■ Written instruction 1: In the entries below the piece on Moore's Law, write out word for word everything starting at the first line of the entries and ending at the line that contains "590, 1994, 614]", both included.

The Chips are down: Moore's Law coming to an end.
In this episode of PING, APNIC’s Chief Scientist Geoff Huston discusses the coming future of VLSI with Moores law coming to an end. This was motivated by a key presentation made at the most recent ANRW session at IETF117, San Francisco.
For over 5 decades we have been able to rely on an annual, latterly bi-annual doubling of speed called Moore's Law, and halving of size of the technology inside a microchip: Very Large Scale Integration (VLSI), the basic building block of the modern age being the transistor.
From it's beginnings off the back of the diode, replacing valves but still discrete components, to the modern reality of trillions of logic "gates" on a single chip, everything we have built in recent times which includes a computer, has been built under the model "it can only get cheaper next time round" -But for various reasons explored in this episode, that isn't true any more, and won't be true into the future.

■ Stored records:
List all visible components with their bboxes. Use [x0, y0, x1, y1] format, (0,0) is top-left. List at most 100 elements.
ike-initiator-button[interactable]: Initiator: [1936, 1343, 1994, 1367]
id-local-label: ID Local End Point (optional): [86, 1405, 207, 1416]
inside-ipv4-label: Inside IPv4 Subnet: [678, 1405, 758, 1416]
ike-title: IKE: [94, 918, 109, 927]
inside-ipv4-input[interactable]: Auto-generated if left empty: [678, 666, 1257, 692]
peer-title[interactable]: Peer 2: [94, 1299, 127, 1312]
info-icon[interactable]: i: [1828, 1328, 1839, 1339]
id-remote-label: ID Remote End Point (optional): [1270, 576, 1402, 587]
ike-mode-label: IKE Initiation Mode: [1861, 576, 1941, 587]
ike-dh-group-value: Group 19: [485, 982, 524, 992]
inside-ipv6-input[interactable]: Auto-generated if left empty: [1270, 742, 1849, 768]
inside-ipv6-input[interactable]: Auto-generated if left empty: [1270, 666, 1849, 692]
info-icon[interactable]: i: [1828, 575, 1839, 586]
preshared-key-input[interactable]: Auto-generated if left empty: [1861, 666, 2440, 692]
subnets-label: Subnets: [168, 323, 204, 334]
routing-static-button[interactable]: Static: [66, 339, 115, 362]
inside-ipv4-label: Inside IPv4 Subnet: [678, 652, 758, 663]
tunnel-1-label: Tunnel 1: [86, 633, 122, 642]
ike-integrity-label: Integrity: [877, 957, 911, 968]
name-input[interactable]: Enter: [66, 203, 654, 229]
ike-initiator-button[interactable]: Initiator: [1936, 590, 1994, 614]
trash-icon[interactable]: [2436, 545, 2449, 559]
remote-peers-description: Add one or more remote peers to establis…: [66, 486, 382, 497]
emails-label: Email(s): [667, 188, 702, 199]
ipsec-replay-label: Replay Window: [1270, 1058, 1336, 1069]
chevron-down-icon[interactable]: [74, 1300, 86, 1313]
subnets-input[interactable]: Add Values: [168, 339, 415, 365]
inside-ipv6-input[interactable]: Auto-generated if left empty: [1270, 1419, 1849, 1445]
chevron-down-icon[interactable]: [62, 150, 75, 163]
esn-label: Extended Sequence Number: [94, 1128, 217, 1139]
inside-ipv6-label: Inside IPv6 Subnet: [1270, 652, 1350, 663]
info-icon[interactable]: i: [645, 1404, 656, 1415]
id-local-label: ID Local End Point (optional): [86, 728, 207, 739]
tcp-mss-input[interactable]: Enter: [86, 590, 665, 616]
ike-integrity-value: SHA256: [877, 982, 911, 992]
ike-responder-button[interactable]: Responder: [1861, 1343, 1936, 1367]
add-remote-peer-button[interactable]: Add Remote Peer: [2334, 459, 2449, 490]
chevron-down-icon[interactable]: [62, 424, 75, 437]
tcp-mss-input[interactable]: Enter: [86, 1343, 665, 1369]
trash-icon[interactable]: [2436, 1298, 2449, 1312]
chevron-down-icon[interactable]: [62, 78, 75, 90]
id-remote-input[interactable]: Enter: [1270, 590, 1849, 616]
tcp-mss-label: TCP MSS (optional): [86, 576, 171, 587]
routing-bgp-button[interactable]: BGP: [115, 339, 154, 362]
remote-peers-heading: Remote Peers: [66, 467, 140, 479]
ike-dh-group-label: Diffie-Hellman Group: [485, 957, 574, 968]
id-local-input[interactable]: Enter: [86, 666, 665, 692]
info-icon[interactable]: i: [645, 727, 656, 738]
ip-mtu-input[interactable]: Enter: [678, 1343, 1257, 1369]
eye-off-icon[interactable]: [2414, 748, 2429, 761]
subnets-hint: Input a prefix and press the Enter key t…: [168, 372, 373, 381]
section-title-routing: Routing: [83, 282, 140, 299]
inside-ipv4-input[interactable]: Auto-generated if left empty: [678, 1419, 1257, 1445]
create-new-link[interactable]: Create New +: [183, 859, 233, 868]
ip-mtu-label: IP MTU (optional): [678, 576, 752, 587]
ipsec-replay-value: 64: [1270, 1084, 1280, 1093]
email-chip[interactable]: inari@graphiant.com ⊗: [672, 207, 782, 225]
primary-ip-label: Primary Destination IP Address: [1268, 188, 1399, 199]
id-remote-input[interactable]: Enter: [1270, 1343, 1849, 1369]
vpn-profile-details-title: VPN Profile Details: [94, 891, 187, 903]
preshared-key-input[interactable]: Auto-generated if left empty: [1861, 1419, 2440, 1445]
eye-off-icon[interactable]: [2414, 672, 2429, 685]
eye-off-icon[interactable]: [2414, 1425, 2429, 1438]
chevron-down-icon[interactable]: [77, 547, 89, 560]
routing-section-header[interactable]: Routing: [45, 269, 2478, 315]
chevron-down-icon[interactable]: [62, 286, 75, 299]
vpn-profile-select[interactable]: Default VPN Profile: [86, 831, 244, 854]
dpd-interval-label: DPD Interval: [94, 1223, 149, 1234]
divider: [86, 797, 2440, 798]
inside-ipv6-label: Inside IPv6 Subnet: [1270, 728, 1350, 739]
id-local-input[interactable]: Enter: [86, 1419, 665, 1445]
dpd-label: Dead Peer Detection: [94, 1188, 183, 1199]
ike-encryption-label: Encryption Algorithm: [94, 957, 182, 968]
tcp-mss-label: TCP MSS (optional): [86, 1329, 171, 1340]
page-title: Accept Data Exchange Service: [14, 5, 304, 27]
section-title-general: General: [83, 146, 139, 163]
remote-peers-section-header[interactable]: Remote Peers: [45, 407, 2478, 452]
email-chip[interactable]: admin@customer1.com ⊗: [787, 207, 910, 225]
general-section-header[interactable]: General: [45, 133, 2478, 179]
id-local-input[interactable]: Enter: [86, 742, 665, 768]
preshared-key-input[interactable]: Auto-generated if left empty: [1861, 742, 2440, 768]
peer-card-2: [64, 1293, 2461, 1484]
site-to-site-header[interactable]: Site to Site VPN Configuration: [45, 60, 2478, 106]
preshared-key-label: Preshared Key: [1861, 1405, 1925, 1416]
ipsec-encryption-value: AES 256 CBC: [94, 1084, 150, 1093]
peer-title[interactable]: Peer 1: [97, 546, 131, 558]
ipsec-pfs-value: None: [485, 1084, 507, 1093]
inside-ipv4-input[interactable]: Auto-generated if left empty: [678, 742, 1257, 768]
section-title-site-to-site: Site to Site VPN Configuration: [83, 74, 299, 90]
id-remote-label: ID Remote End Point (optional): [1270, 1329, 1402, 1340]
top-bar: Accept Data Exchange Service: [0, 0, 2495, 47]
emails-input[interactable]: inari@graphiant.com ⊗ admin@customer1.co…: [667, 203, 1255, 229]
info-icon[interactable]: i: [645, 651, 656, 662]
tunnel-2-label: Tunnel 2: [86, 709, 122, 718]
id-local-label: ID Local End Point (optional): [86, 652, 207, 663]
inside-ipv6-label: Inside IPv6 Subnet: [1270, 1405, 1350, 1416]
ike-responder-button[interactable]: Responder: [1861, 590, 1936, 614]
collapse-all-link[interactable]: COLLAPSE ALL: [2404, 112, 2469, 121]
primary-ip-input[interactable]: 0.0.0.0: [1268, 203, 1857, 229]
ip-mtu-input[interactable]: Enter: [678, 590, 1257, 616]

■ Written instruction 2: From the piece on Moore's Law above, pull out the passage starting at "The Chips are" and ending at "being the transistor.", word for word.

■ Complete response 1:
List all visible components with their bboxes. Use [x0, y0, x1, y1] format, (0,0) is top-left. List at most 100 elements.
ike-initiator-button[interactable]: Initiator: [1936, 1343, 1994, 1367]
id-local-label: ID Local End Point (optional): [86, 1405, 207, 1416]
inside-ipv4-label: Inside IPv4 Subnet: [678, 1405, 758, 1416]
ike-title: IKE: [94, 918, 109, 927]
inside-ipv4-input[interactable]: Auto-generated if left empty: [678, 666, 1257, 692]
peer-title[interactable]: Peer 2: [94, 1299, 127, 1312]
info-icon[interactable]: i: [1828, 1328, 1839, 1339]
id-remote-label: ID Remote End Point (optional): [1270, 576, 1402, 587]
ike-mode-label: IKE Initiation Mode: [1861, 576, 1941, 587]
ike-dh-group-value: Group 19: [485, 982, 524, 992]
inside-ipv6-input[interactable]: Auto-generated if left empty: [1270, 742, 1849, 768]
inside-ipv6-input[interactable]: Auto-generated if left empty: [1270, 666, 1849, 692]
info-icon[interactable]: i: [1828, 575, 1839, 586]
preshared-key-input[interactable]: Auto-generated if left empty: [1861, 666, 2440, 692]
subnets-label: Subnets: [168, 323, 204, 334]
routing-static-button[interactable]: Static: [66, 339, 115, 362]
inside-ipv4-label: Inside IPv4 Subnet: [678, 652, 758, 663]
tunnel-1-label: Tunnel 1: [86, 633, 122, 642]
ike-integrity-label: Integrity: [877, 957, 911, 968]
name-input[interactable]: Enter: [66, 203, 654, 229]
ike-initiator-button[interactable]: Initiator: [1936, 590, 1994, 614]

■ Complete response 2:
The Chips are down: Moore's Law coming to an end.
In this episode of PING, APNIC’s Chief Scientist Geoff Huston discusses the coming future of VLSI with Moores law coming to an end. This was motivated by a key presentation made at the most recent ANRW session at IETF117, San Francisco.
For over 5 decades we have been able to rely on an annual, latterly bi-annual doubling of speed called Moore's Law, and halving of size of the technology inside a microchip: Very Large Scale Integration (VLSI), the basic building block of the modern age being the transistor.